→ GOAL
In the data, extract each line that holds the string "Person".

→ EXERCISE MATERIALS

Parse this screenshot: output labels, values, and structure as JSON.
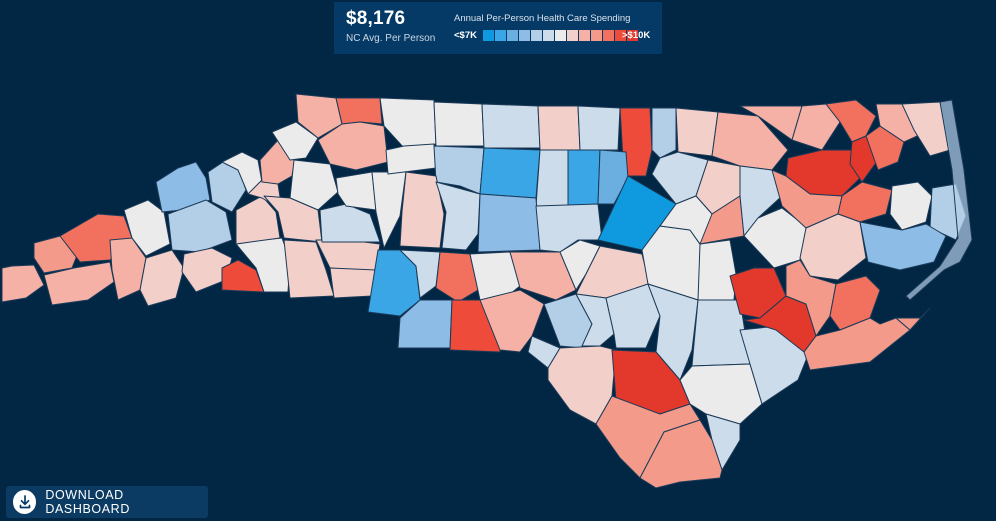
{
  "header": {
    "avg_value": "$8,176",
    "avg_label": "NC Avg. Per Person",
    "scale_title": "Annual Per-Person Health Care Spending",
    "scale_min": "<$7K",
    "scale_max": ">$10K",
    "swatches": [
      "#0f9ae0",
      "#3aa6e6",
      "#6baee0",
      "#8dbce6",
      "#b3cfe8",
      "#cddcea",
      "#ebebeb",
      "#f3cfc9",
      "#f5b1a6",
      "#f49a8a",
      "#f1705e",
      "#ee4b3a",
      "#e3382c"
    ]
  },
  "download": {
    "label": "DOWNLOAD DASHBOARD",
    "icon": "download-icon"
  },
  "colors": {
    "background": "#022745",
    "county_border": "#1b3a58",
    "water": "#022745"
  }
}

→ FINAL RESULT
    "avg_label": "NC Avg. Per Person",
    "scale_title": "Annual Per-Person Health Care Spending",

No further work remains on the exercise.